• Dataset rows for document pages:
---
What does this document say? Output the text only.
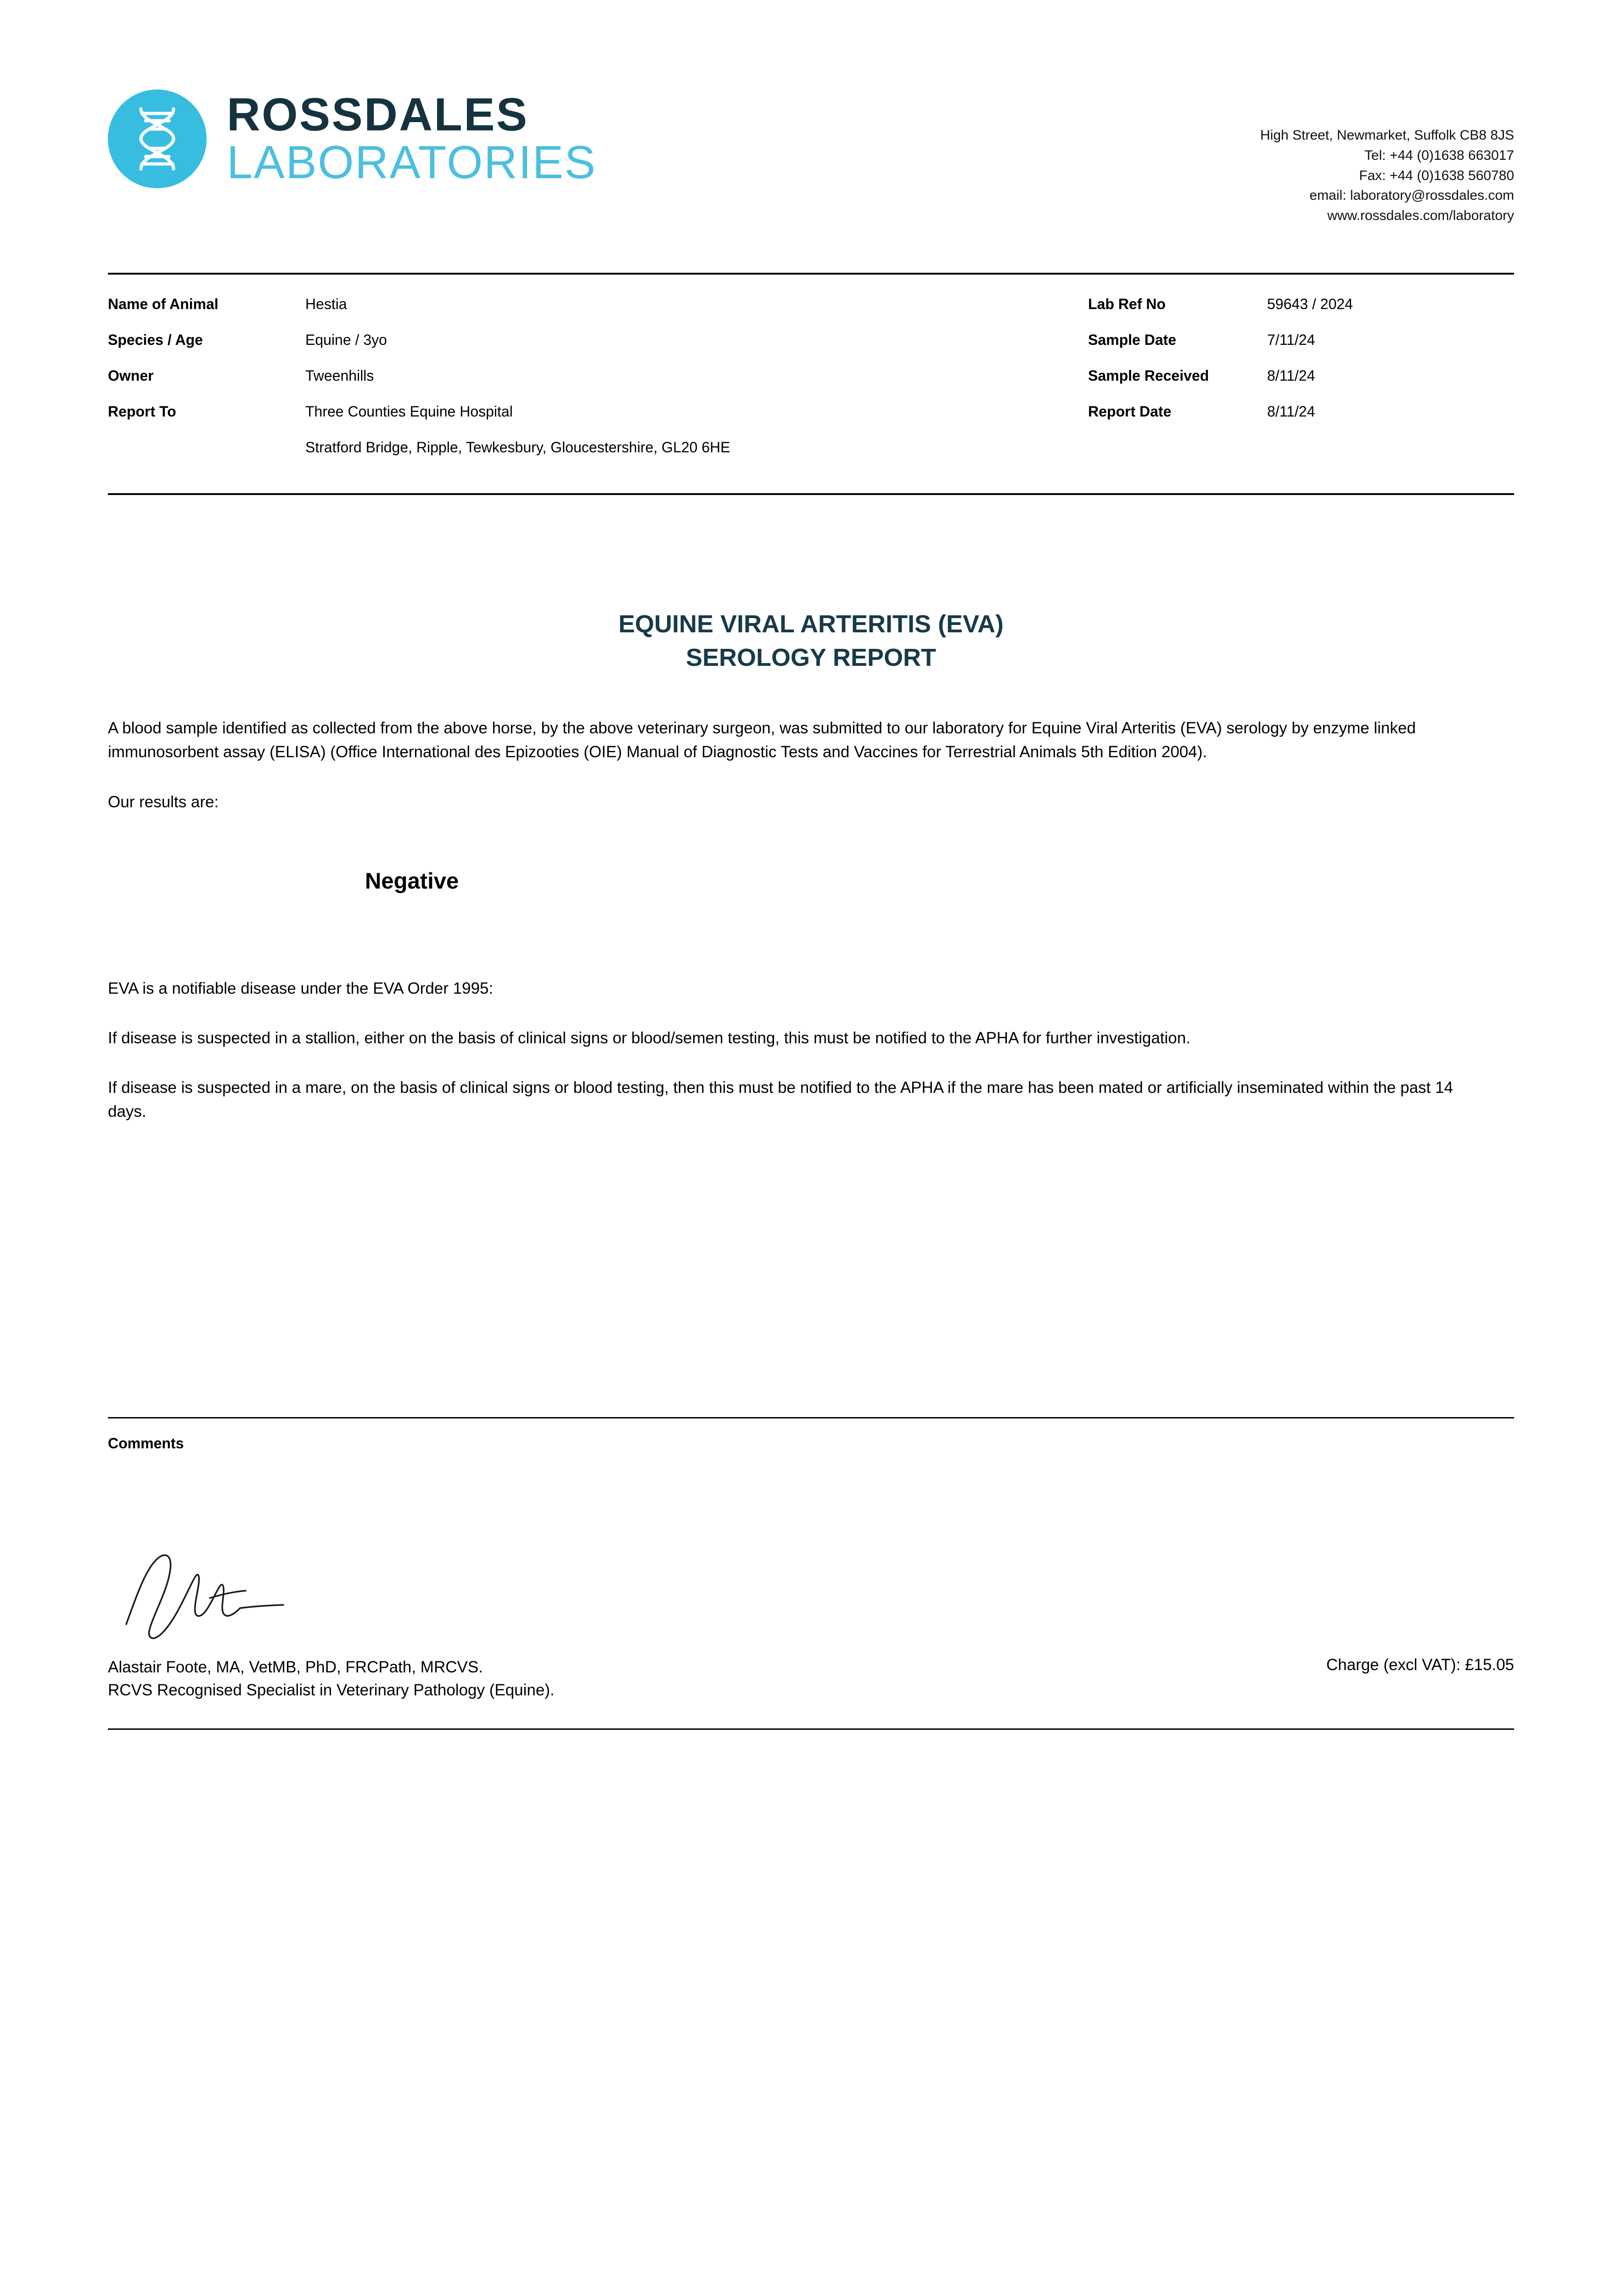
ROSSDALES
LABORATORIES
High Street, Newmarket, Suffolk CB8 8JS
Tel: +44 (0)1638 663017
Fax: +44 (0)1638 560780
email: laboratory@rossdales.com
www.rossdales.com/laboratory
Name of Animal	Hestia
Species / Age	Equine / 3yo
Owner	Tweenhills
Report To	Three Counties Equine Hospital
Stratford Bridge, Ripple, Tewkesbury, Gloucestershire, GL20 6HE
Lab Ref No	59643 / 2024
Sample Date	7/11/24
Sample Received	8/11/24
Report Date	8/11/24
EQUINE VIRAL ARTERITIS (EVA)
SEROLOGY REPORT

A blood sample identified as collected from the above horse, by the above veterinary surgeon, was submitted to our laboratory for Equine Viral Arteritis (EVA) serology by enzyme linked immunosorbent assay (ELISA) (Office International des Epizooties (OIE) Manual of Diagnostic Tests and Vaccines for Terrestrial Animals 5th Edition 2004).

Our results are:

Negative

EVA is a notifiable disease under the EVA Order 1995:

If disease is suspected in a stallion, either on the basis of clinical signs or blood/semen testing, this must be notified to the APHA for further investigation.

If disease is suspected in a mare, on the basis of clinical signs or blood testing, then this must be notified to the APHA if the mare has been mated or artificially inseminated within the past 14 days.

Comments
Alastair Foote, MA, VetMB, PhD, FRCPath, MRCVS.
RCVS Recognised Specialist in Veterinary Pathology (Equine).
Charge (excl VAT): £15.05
---
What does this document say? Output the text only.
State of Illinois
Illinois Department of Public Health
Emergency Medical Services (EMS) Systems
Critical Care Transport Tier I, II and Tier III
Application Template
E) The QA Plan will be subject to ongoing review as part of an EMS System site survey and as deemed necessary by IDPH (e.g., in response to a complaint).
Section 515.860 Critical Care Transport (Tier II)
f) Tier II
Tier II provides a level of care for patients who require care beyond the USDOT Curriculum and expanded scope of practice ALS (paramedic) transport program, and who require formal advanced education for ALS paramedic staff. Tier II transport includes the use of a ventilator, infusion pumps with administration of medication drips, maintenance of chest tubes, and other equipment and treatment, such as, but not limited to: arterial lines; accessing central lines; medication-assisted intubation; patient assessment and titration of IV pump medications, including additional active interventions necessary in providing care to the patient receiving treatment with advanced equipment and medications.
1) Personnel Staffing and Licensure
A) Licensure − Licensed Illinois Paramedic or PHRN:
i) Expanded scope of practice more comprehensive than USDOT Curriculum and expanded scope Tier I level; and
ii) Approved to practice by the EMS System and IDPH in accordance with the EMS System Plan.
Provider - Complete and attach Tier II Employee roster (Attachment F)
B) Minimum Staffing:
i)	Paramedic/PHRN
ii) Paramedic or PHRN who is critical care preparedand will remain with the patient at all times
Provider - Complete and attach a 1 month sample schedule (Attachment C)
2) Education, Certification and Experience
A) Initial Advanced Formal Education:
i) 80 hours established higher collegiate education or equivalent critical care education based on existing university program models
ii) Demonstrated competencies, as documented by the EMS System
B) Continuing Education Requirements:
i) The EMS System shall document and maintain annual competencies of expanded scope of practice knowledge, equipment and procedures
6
---
• AIM OF THE EXERCISE:
Counting only lines that contain "scope", what is the total for the entries above? Give the number alone.

• WRITTEN ANSWER:
3